▶ [Exercise instructions]
Take each line that has the word "国际英才班" and return it.

___ Records shown ___

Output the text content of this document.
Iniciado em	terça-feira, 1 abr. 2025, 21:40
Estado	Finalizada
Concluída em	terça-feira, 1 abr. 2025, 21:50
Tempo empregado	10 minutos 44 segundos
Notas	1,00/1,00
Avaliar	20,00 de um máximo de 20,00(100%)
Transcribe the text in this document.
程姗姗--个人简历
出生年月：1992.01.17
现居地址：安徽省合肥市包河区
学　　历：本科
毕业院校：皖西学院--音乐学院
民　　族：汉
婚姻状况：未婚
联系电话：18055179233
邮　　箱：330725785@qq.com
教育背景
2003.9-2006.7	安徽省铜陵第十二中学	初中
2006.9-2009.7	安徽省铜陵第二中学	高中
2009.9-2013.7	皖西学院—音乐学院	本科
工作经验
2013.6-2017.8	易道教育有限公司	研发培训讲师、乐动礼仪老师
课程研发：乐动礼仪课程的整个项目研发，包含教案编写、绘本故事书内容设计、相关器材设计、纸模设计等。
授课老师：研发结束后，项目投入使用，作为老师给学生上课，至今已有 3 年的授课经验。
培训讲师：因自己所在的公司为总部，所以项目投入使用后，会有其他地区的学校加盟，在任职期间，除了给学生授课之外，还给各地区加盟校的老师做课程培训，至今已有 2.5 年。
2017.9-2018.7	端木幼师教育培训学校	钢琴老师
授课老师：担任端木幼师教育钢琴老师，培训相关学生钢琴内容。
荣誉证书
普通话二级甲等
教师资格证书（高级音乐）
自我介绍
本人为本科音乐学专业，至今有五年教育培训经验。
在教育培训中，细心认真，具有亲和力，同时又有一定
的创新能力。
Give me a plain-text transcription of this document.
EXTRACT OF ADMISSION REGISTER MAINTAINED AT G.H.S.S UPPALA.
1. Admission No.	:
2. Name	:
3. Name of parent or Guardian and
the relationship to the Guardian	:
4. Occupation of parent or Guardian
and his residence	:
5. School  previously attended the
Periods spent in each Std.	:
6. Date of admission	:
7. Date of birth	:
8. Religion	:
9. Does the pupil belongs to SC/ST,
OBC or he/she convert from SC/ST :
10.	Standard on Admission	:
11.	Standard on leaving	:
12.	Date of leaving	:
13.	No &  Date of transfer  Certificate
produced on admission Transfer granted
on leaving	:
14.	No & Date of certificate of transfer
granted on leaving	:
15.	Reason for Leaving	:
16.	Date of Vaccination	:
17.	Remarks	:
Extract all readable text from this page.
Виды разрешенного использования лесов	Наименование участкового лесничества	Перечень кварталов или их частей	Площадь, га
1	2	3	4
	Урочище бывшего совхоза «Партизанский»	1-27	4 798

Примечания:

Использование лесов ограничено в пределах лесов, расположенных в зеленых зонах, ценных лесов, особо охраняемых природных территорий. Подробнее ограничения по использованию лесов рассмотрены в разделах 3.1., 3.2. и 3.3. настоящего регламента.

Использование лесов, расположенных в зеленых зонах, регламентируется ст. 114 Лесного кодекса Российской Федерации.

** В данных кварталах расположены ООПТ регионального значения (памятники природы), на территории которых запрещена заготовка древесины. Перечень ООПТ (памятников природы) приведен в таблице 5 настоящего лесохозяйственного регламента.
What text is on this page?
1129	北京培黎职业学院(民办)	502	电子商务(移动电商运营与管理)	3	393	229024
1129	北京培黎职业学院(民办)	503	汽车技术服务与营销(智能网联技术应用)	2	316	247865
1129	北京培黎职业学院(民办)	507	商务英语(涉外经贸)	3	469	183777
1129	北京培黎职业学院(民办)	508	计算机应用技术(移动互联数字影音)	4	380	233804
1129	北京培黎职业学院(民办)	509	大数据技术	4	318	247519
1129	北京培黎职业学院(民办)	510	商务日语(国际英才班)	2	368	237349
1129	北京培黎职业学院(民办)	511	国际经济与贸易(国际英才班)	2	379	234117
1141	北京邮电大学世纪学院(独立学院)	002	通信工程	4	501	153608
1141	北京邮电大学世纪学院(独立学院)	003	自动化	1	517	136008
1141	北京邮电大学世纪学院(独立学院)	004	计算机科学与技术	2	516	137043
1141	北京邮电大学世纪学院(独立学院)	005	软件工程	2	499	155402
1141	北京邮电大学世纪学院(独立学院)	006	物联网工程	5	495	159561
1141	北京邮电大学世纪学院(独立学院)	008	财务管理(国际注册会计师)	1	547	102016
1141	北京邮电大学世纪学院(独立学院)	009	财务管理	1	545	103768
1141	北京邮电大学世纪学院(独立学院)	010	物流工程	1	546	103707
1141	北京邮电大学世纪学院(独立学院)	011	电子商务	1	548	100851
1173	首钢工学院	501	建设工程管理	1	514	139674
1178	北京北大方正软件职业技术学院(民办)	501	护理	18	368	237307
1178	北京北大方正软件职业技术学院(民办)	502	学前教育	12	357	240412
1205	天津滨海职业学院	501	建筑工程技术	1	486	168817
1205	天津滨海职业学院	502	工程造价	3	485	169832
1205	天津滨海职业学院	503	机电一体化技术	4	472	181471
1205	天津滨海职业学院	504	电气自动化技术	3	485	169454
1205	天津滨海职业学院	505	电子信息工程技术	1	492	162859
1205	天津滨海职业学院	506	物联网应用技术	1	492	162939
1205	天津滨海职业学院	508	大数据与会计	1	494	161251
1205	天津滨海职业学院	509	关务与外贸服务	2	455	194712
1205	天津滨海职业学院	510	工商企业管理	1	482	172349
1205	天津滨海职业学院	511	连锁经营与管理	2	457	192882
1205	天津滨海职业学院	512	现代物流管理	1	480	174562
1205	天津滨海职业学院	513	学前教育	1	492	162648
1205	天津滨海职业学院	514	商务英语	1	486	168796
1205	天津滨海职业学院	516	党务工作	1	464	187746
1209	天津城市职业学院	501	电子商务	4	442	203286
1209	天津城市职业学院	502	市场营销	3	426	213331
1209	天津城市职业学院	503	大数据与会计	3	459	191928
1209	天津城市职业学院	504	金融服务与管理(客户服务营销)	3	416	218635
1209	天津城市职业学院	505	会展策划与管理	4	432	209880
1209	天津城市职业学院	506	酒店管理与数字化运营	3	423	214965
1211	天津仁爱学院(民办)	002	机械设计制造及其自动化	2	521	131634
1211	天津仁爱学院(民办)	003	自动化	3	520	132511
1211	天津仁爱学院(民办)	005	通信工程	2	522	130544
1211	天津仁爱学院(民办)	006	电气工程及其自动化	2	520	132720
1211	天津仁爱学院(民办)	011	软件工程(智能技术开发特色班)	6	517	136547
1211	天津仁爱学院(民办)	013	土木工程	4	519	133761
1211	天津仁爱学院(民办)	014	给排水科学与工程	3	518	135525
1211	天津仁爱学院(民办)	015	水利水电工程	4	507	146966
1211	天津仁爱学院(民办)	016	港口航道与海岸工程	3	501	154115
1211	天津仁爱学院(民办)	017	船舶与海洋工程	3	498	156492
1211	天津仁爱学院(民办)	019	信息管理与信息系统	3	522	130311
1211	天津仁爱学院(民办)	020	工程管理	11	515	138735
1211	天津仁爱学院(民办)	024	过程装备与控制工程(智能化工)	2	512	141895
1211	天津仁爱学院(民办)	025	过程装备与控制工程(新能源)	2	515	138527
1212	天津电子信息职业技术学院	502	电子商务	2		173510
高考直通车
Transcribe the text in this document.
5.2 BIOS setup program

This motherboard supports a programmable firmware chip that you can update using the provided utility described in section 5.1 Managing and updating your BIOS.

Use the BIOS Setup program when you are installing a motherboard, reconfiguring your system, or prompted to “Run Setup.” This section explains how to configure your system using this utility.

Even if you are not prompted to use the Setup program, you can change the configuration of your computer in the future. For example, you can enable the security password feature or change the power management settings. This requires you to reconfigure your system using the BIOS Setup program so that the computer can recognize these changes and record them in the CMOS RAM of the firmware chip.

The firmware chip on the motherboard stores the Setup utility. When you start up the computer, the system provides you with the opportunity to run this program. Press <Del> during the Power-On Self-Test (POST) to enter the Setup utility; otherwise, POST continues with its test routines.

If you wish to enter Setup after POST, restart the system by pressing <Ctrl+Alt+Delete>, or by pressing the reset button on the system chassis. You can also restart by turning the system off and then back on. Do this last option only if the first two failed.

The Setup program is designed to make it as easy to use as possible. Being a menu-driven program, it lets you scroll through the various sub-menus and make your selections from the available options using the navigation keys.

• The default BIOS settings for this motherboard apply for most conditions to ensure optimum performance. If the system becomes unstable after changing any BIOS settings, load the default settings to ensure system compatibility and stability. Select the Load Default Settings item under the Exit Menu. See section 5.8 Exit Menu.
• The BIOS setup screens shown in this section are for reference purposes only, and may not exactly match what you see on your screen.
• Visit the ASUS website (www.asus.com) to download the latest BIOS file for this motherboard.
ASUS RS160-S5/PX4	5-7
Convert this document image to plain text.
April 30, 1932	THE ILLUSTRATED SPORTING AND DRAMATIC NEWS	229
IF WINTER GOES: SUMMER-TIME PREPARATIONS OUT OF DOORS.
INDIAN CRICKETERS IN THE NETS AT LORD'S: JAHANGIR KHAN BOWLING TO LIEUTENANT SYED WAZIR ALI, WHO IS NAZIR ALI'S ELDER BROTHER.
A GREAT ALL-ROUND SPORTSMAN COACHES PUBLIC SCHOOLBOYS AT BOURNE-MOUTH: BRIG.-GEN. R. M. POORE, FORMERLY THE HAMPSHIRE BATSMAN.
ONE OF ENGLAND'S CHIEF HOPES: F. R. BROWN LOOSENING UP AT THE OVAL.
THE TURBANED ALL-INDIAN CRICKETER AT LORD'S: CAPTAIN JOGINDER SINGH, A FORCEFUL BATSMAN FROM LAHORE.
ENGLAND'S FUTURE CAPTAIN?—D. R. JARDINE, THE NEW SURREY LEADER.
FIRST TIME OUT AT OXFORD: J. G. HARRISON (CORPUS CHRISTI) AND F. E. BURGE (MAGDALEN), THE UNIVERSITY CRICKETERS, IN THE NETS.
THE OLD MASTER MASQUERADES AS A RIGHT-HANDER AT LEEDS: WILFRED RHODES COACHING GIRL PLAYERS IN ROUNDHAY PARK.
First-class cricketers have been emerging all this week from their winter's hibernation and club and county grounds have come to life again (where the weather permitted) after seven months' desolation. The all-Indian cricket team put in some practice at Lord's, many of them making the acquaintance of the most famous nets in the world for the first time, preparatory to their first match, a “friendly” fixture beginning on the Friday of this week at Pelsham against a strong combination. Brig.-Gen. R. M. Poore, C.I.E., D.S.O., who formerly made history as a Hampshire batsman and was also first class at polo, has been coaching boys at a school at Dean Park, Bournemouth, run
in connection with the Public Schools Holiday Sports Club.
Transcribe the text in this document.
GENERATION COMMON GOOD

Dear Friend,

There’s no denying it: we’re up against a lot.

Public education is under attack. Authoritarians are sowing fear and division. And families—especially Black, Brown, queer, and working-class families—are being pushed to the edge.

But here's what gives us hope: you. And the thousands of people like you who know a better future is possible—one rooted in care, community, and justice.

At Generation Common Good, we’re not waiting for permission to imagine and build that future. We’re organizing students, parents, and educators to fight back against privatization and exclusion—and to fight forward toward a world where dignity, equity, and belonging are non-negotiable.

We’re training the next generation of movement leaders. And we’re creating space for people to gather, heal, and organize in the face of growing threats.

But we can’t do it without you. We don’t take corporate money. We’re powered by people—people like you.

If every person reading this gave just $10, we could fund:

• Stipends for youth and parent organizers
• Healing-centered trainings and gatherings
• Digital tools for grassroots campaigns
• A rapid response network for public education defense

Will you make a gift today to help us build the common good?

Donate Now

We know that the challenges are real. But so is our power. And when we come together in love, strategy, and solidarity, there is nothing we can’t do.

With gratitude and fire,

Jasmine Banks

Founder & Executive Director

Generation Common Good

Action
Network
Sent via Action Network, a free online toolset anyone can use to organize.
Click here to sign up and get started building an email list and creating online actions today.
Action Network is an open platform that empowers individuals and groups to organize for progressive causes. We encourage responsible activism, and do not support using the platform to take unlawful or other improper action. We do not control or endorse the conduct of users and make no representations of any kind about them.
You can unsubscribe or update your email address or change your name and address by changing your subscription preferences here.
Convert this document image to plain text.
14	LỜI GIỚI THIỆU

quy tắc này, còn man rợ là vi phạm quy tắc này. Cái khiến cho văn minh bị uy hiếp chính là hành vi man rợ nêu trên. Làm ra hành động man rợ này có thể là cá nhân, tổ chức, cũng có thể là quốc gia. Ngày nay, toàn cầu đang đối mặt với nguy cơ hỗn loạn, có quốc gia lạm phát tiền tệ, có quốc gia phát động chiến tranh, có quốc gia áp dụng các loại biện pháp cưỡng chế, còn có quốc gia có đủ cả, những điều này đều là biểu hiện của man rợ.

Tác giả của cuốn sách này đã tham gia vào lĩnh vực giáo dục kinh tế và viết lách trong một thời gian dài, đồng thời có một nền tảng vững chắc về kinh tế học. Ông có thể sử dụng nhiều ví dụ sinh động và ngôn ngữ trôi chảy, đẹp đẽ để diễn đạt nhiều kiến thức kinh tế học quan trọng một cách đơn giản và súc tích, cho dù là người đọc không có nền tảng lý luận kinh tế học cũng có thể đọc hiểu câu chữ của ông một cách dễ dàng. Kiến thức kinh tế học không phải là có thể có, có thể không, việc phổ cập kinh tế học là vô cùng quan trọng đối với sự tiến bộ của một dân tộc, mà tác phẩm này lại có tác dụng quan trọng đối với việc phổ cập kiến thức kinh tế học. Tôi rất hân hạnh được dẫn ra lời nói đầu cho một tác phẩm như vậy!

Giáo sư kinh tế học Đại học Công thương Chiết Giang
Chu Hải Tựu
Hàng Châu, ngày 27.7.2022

___

▶ [Response to this task]
1129	北京培黎职业学院(民办)	510	商务日语(国际英才班)	2	368	237349
1129	北京培黎职业学院(民办)	511	国际经济与贸易(国际英才班)	2	379	234117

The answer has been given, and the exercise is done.